**WRITTEN EXERCISE:**
Send back the records in full, character for character.

** START DATA SUPPLIED **

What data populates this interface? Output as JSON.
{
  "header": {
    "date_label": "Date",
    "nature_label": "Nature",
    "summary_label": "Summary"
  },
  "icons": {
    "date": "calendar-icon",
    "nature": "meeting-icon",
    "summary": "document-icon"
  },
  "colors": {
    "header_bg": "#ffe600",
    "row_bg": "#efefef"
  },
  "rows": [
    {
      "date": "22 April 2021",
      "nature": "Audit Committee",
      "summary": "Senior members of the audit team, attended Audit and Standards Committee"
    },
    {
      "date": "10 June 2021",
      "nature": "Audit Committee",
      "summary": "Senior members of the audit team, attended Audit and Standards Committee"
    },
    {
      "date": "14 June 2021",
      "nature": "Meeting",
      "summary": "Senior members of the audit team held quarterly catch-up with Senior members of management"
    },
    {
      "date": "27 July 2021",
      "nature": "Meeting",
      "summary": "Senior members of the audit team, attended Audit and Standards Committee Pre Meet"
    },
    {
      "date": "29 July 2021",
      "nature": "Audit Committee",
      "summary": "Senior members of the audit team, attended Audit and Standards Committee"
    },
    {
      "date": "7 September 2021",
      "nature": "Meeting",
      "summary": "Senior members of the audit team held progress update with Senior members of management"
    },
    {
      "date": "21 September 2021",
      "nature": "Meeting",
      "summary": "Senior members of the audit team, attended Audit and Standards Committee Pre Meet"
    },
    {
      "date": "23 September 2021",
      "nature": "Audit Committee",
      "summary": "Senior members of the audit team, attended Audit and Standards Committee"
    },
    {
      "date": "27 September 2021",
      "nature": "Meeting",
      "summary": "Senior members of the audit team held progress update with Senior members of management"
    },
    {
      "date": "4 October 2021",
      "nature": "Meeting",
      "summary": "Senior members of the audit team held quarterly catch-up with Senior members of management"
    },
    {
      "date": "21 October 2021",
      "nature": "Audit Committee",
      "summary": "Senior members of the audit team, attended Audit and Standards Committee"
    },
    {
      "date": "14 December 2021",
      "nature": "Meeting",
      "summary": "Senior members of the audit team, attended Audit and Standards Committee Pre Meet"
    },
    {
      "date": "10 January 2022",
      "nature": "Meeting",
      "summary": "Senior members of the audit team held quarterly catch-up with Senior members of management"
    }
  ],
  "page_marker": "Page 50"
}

** END DATA SUPPLIED **

**SOLVED EXERCISE:**
What data populates this interface? Output as JSON.
{
  "header": {
    "date_label": "Date",
    "nature_label": "Nature",
    "summary_label": "Summary"
  },
  "icons": {
    "date": "calendar-icon",
    "nature": "meeting-icon",
    "summary": "document-icon"
  },
  "colors": {
    "header_bg": "#ffe600",
    "row_bg": "#efefef"
  },
  "rows": [
    {
      "date": "22 April 2021",
      "nature": "Audit Committee",
      "summary": "Senior members of the audit team, attended Audit and Standards Committee"
    },
    {
      "date": "10 June 2021",
      "nature": "Audit Committee",
      "summary": "Senior members of the audit team, attended Audit and Standards Committee"
    },
    {
      "date": "14 June 2021",
      "nature": "Meeting",
      "summary": "Senior members of the audit team held quarterly catch-up with Senior members of management"
    },
    {
      "date": "27 July 2021",
      "nature": "Meeting",
      "summary": "Senior members of the audit team, attended Audit and Standards Committee Pre Meet"
    },
    {
      "date": "29 July 2021",
      "nature": "Audit Committee",
      "summary": "Senior members of the audit team, attended Audit and Standards Committee"
    },
    {
      "date": "7 September 2021",
      "nature": "Meeting",
      "summary": "Senior members of the audit team held progress update with Senior members of management"
    },
    {
      "date": "21 September 2021",
      "nature": "Meeting",
      "summary": "Senior members of the audit team, attended Audit and Standards Committee Pre Meet"
    },
    {
      "date": "23 September 2021",
      "nature": "Audit Committee",
      "summary": "Senior members of the audit team, attended Audit and Standards Committee"
    },
    {
      "date": "27 September 2021",
      "nature": "Meeting",
      "summary": "Senior members of the audit team held progress update with Senior members of management"
    },
    {
      "date": "4 October 2021",
      "nature": "Meeting",
      "summary": "Senior members of the audit team held quarterly catch-up with Senior members of management"
    },
    {
      "date": "21 October 2021",
      "nature": "Audit Committee",
      "summary": "Senior members of the audit team, attended Audit and Standards Committee"
    },
    {
      "date": "14 December 2021",
      "nature": "Meeting",
      "summary": "Senior members of the audit team, attended Audit and Standards Committee Pre Meet"
    },
    {
      "date": "10 January 2022",
      "nature": "Meeting",
      "summary": "Senior members of the audit team held quarterly catch-up with Senior members of management"
    }
  ],
  "page_marker": "Page 50"
}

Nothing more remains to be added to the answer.